Task brief:
Lines containing the word "Intorno" are the ones to copy from the records below.

Figure dataset records:
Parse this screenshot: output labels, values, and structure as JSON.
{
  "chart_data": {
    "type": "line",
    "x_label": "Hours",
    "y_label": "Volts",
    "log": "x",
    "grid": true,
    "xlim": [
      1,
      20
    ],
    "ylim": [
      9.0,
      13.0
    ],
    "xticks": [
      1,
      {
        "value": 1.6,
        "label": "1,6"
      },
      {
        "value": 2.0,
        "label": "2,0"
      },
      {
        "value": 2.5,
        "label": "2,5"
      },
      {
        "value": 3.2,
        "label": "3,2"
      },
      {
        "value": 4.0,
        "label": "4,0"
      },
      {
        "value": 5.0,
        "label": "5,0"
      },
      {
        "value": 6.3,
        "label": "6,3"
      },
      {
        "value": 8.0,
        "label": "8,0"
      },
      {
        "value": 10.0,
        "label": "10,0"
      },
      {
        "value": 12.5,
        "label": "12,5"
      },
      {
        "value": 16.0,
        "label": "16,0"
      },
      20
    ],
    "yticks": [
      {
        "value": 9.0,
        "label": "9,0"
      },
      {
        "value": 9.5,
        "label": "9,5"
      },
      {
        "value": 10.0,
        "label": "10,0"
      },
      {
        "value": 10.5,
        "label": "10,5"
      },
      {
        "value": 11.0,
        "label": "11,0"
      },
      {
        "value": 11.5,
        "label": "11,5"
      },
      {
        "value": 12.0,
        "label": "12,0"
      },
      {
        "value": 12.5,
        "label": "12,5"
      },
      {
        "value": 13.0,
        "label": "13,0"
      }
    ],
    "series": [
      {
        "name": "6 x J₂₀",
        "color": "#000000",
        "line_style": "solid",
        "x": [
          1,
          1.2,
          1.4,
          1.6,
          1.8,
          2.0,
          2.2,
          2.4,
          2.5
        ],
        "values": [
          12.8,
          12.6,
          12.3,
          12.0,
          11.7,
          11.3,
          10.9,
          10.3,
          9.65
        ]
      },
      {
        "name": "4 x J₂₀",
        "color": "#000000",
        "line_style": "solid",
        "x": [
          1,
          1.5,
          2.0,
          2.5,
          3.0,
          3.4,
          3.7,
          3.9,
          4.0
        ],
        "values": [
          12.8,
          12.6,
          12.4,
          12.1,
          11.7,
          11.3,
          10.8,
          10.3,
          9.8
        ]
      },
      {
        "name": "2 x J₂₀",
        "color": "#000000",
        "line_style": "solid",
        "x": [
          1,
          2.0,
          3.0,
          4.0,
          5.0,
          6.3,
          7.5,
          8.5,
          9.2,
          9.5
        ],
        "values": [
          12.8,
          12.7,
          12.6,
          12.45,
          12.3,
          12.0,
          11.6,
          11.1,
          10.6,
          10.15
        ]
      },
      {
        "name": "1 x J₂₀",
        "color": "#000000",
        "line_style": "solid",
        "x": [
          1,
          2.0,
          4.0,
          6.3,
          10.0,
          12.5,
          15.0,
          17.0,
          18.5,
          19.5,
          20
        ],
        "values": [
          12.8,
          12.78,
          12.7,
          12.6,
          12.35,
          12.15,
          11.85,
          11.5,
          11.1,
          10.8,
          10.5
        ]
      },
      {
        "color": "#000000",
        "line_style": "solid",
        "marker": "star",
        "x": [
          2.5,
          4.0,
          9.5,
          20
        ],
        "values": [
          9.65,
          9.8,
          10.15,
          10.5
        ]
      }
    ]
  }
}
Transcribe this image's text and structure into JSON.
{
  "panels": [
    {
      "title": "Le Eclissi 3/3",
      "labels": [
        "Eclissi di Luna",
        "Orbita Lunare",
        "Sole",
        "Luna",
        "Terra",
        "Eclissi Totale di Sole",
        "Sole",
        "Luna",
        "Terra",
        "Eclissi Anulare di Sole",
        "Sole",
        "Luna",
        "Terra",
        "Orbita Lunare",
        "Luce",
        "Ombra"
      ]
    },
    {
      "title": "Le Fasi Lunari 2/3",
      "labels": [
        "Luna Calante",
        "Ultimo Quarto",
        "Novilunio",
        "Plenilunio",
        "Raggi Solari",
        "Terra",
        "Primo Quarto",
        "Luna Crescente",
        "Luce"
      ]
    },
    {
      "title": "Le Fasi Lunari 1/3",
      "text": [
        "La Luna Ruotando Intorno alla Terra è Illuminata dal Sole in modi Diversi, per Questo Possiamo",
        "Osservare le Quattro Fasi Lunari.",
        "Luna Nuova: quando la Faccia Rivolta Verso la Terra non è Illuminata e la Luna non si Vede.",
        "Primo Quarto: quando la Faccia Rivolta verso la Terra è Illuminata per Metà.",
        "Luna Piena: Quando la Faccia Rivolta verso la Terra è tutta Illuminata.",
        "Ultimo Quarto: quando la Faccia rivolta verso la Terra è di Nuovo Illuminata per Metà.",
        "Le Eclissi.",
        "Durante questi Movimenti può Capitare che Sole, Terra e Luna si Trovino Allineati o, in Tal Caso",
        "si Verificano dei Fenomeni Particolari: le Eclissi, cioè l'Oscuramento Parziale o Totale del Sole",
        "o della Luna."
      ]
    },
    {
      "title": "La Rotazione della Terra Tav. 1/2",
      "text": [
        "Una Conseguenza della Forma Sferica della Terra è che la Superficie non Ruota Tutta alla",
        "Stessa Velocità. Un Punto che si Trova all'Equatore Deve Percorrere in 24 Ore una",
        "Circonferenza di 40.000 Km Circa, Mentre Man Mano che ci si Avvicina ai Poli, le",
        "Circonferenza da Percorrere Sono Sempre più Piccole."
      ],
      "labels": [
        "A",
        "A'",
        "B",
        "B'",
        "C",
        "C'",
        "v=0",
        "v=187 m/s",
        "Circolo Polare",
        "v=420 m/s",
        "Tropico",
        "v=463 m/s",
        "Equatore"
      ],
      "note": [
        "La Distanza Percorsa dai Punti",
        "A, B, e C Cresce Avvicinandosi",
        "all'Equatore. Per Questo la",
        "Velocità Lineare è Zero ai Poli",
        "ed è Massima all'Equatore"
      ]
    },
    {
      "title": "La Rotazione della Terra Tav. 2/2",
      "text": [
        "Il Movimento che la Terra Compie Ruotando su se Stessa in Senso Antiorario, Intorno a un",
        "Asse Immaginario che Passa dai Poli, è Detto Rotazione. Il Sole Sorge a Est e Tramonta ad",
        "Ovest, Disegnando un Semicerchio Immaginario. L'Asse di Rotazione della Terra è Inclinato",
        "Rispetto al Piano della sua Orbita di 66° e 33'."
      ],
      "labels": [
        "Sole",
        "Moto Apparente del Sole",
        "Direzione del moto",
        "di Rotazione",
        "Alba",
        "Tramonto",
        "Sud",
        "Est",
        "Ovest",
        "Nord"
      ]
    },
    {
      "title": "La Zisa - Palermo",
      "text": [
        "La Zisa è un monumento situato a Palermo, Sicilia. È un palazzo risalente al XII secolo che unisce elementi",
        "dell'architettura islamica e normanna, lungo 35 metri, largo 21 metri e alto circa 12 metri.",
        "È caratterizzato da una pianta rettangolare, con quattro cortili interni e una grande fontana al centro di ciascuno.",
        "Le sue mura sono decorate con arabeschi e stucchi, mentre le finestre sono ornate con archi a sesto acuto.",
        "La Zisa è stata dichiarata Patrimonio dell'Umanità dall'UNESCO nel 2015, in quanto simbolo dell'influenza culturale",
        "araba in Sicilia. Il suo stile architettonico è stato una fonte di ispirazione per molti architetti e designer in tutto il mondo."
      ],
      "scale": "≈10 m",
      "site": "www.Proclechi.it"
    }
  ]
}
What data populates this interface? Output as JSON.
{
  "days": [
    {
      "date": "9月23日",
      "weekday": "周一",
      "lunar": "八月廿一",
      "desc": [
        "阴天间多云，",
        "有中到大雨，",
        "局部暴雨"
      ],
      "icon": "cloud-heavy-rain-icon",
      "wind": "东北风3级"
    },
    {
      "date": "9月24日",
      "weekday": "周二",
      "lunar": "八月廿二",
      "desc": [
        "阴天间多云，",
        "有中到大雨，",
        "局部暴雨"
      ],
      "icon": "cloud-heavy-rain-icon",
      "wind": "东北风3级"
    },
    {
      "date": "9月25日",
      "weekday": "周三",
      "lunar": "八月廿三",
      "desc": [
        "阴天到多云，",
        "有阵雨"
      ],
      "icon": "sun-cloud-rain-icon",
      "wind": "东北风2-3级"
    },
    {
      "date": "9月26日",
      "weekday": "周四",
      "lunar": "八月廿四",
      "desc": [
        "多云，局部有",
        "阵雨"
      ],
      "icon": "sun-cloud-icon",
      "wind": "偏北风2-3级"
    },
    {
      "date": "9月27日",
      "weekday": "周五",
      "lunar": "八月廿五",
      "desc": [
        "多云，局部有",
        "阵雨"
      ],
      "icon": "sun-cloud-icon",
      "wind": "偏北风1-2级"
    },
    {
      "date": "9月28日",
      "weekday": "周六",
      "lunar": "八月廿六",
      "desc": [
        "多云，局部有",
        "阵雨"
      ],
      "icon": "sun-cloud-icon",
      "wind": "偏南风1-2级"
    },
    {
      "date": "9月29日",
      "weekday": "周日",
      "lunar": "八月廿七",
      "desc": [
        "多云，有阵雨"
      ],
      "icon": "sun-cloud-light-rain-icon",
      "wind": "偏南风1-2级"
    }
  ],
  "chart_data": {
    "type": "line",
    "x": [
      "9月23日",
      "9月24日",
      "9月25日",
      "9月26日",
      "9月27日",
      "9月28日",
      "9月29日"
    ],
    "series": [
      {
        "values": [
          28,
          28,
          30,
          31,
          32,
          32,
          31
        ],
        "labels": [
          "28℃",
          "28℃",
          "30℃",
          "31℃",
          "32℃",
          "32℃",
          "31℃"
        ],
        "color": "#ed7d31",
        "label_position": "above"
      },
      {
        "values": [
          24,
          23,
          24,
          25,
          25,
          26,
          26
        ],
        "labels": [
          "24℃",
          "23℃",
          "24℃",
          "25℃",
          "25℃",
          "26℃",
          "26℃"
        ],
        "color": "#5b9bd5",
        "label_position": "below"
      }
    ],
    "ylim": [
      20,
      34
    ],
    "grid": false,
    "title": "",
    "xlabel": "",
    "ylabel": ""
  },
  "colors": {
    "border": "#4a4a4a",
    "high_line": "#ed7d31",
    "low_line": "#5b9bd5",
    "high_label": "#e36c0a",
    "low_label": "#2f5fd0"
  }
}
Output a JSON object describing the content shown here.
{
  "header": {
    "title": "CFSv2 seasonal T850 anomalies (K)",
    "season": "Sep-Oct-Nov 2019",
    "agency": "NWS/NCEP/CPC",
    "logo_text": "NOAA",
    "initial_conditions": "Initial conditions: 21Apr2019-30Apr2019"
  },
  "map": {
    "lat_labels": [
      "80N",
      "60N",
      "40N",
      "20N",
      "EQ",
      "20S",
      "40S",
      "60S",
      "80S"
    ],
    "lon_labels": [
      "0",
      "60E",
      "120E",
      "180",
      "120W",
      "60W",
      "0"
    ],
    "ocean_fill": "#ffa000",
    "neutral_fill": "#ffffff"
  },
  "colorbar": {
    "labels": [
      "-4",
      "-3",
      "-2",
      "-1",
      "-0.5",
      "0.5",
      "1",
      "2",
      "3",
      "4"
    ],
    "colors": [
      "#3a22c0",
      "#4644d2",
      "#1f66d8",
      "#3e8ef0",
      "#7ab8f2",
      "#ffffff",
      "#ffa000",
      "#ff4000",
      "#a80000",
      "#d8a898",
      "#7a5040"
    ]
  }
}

Full answer:
        "La Luna Ruotando Intorno alla Terra è Illuminata dal Sole in modi Diversi, per Questo Possiamo",
        "Il Movimento che la Terra Compie Ruotando su se Stessa in Senso Antiorario, Intorno a un",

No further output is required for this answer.